# Directions:
Identify the lines in the data below that contain "Length" and give only how many there are.
— Start of Given records —
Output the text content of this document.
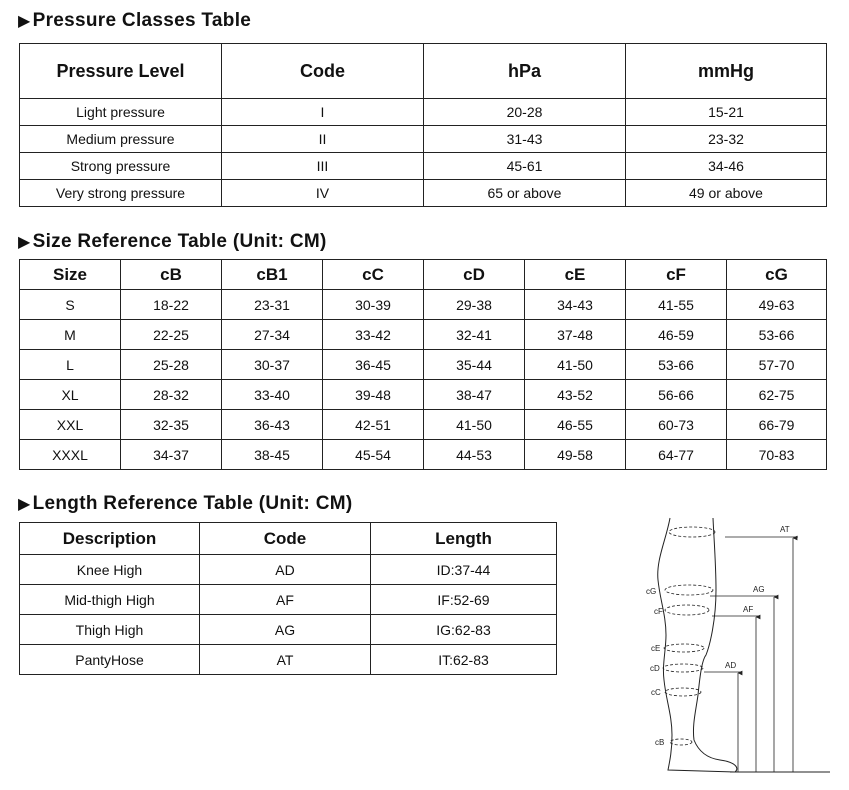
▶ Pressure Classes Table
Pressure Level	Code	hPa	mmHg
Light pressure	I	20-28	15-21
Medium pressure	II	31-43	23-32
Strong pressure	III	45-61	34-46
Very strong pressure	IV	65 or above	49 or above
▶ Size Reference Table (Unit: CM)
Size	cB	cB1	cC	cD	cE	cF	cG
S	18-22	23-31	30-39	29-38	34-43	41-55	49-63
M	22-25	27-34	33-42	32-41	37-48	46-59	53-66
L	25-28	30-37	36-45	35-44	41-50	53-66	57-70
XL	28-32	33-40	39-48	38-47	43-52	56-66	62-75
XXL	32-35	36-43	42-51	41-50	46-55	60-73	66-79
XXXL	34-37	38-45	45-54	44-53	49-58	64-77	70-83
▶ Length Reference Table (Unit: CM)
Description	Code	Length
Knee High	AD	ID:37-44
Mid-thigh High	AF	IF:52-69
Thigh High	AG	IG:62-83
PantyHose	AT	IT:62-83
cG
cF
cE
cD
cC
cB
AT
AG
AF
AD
— End of Given records —
— Start of Given records —
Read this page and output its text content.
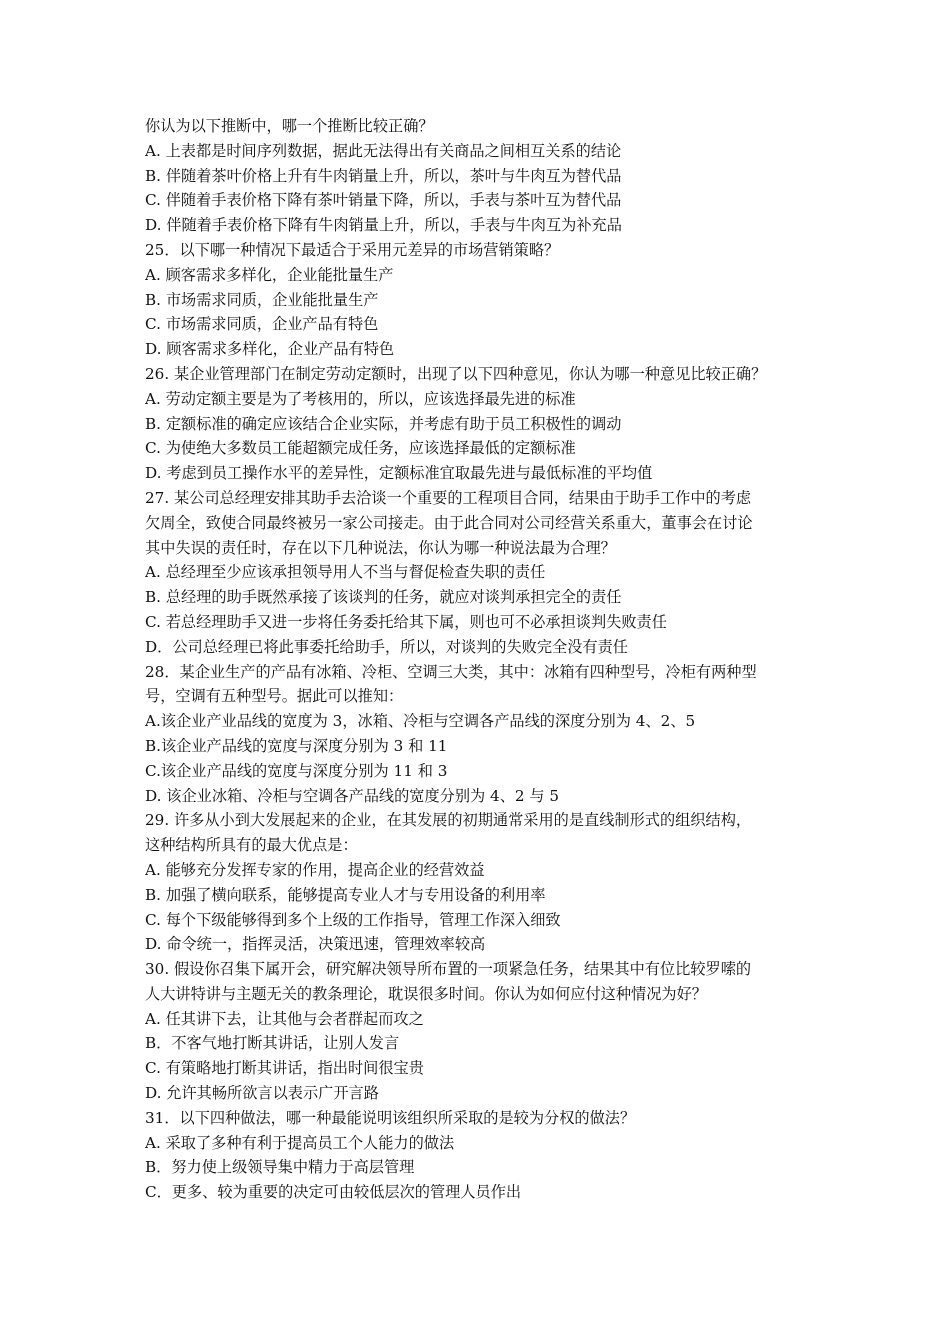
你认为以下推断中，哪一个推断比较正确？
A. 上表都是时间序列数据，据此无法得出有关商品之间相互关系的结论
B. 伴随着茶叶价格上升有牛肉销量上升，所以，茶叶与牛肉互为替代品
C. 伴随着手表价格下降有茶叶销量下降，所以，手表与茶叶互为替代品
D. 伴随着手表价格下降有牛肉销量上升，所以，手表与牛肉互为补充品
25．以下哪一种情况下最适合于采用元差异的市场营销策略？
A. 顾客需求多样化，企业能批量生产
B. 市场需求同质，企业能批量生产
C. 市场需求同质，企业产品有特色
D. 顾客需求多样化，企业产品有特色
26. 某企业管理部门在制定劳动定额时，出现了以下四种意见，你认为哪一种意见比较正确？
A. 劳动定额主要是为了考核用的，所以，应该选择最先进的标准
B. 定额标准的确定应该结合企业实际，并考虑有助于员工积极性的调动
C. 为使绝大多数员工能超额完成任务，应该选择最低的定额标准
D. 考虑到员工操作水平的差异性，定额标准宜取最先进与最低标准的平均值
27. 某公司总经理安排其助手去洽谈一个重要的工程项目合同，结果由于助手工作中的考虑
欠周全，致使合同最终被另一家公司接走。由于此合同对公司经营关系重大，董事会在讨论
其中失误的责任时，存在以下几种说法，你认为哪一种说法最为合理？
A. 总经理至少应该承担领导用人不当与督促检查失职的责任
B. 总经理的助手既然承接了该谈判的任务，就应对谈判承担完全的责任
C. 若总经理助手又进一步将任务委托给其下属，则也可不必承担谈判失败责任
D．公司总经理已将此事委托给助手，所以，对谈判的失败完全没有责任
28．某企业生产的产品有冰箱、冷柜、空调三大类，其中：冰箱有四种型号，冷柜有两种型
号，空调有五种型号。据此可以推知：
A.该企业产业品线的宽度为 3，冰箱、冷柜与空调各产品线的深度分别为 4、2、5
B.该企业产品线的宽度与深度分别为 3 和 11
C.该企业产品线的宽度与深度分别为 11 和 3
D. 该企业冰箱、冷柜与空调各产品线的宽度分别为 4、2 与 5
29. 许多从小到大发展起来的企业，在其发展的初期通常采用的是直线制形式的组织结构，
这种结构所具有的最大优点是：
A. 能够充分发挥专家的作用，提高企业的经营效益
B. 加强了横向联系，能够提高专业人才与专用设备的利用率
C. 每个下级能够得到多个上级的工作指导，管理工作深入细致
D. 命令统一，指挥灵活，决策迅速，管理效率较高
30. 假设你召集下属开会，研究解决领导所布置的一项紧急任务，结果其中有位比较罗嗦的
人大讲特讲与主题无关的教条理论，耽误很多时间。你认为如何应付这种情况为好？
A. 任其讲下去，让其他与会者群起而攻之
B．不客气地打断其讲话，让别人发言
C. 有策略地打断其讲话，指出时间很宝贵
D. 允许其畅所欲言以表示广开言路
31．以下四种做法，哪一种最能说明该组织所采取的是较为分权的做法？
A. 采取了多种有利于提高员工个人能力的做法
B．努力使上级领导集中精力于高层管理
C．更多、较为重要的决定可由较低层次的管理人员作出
— End of Given records —
# Solution to this problem:
2